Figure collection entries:

◇ ◇ ◇ ◇

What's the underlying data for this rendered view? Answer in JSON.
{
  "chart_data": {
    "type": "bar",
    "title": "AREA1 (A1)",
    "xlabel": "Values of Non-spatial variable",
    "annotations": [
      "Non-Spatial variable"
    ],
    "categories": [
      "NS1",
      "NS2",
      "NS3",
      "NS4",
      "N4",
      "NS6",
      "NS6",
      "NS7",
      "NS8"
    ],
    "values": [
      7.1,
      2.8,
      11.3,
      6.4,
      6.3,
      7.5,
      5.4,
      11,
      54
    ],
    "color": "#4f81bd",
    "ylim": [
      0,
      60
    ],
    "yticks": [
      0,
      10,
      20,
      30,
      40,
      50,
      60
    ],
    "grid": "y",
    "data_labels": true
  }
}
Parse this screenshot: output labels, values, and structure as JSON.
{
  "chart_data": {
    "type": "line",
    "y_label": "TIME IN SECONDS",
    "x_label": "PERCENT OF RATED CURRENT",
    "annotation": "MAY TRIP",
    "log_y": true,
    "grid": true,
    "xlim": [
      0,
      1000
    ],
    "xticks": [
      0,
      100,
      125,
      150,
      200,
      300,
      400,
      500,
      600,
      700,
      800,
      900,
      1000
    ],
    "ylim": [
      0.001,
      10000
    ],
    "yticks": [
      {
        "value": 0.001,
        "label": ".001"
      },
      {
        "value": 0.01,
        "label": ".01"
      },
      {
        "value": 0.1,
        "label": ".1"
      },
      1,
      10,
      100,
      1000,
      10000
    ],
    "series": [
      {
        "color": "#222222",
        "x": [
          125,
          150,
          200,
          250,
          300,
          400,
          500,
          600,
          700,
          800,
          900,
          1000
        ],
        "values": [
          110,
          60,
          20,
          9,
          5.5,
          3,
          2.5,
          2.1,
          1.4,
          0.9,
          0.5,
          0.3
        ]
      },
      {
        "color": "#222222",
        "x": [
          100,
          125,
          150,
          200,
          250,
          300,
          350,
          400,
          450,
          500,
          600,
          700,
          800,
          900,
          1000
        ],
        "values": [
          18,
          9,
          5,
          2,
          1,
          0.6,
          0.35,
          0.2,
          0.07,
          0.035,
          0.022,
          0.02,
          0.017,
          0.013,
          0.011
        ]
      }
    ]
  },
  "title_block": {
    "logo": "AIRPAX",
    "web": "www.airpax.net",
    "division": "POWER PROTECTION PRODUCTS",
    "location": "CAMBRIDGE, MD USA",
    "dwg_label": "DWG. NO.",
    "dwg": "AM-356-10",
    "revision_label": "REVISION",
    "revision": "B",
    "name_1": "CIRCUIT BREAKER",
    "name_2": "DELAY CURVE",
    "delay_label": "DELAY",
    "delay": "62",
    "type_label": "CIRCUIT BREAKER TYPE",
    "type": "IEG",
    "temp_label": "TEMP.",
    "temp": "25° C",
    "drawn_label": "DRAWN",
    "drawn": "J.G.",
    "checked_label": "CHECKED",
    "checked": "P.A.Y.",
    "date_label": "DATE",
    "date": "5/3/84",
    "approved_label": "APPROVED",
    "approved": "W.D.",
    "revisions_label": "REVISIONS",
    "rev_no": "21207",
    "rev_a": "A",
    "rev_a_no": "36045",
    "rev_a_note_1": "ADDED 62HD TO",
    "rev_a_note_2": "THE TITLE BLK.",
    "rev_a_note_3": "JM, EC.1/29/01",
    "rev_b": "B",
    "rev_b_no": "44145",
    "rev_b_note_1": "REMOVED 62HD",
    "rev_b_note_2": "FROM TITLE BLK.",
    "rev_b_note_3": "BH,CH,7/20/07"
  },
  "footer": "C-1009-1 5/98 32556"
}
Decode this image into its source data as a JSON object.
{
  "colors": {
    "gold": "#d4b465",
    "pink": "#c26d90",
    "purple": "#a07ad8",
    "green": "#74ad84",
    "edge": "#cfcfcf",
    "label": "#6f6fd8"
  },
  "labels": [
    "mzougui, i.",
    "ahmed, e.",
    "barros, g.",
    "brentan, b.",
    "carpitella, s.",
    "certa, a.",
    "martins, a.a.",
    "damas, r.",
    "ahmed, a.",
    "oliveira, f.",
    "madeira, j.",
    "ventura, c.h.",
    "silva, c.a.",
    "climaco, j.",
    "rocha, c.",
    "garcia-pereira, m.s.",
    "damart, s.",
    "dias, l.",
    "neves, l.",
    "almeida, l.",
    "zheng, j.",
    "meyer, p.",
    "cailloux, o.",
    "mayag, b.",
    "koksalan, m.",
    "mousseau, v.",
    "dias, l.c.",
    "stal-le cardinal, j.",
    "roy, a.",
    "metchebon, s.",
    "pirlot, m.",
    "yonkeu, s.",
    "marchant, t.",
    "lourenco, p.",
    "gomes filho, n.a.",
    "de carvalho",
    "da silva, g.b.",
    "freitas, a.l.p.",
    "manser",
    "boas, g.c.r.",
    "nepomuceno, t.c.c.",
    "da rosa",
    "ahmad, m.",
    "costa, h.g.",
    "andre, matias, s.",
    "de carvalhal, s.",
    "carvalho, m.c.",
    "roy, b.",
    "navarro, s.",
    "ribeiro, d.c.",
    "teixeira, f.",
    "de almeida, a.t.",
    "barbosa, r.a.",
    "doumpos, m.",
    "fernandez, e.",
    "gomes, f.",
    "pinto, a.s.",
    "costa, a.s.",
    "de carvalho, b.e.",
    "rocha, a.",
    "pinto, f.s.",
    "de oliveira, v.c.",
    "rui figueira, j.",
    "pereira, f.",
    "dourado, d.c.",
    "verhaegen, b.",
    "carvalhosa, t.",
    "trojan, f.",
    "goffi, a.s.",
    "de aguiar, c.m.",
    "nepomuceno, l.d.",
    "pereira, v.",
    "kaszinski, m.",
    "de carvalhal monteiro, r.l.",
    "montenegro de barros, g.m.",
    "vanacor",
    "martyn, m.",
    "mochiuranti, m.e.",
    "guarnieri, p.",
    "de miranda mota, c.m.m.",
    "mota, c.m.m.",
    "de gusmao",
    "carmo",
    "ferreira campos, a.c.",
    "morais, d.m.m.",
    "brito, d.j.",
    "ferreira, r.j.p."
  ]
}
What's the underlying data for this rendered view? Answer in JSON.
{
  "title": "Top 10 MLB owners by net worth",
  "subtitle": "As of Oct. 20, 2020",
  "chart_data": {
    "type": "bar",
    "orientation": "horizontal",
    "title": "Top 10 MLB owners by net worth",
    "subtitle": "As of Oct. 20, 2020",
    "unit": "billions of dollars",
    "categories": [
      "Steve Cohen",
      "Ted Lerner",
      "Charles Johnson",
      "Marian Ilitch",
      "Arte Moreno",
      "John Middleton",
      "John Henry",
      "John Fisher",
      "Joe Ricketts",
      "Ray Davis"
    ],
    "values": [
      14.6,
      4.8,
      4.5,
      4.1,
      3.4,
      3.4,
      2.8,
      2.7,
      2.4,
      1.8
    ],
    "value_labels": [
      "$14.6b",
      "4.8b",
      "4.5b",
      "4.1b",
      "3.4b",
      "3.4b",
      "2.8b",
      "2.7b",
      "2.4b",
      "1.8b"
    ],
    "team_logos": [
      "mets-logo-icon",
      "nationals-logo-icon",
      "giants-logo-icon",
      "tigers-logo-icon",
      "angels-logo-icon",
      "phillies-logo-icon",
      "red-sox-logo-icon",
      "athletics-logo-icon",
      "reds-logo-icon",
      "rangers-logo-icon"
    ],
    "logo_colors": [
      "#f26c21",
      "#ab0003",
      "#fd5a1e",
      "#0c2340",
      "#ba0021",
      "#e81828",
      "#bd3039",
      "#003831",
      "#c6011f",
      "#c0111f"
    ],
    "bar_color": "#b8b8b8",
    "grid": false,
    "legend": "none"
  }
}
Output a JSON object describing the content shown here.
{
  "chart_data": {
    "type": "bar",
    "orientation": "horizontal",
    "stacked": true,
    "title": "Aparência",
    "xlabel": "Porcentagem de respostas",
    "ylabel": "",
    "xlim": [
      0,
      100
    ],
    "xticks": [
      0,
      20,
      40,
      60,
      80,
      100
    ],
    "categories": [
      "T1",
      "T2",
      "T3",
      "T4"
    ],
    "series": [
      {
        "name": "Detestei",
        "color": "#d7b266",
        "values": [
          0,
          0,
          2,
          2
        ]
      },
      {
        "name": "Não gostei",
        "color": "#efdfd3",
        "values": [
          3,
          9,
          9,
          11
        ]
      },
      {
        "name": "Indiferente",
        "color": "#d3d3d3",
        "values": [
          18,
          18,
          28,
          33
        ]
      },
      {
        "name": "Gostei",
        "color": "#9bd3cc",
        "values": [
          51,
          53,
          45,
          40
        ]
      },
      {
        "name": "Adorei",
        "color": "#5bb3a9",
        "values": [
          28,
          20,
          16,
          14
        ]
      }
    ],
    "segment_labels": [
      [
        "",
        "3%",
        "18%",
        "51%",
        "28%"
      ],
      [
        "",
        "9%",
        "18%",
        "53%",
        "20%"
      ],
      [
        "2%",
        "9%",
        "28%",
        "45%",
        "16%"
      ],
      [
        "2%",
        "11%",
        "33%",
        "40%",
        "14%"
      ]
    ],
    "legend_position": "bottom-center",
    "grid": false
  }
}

◇ ◇ ◇ ◇

■ **INSTRUCTION**
Find all lines where the word "this" appears. Copy them.

■ **RESULT**
What's the underlying data for this rendered view? Answer in JSON.
Parse this screenshot: output labels, values, and structure as JSON.
Decode this image into its source data as a JSON object.
What's the underlying data for this rendered view? Answer in JSON.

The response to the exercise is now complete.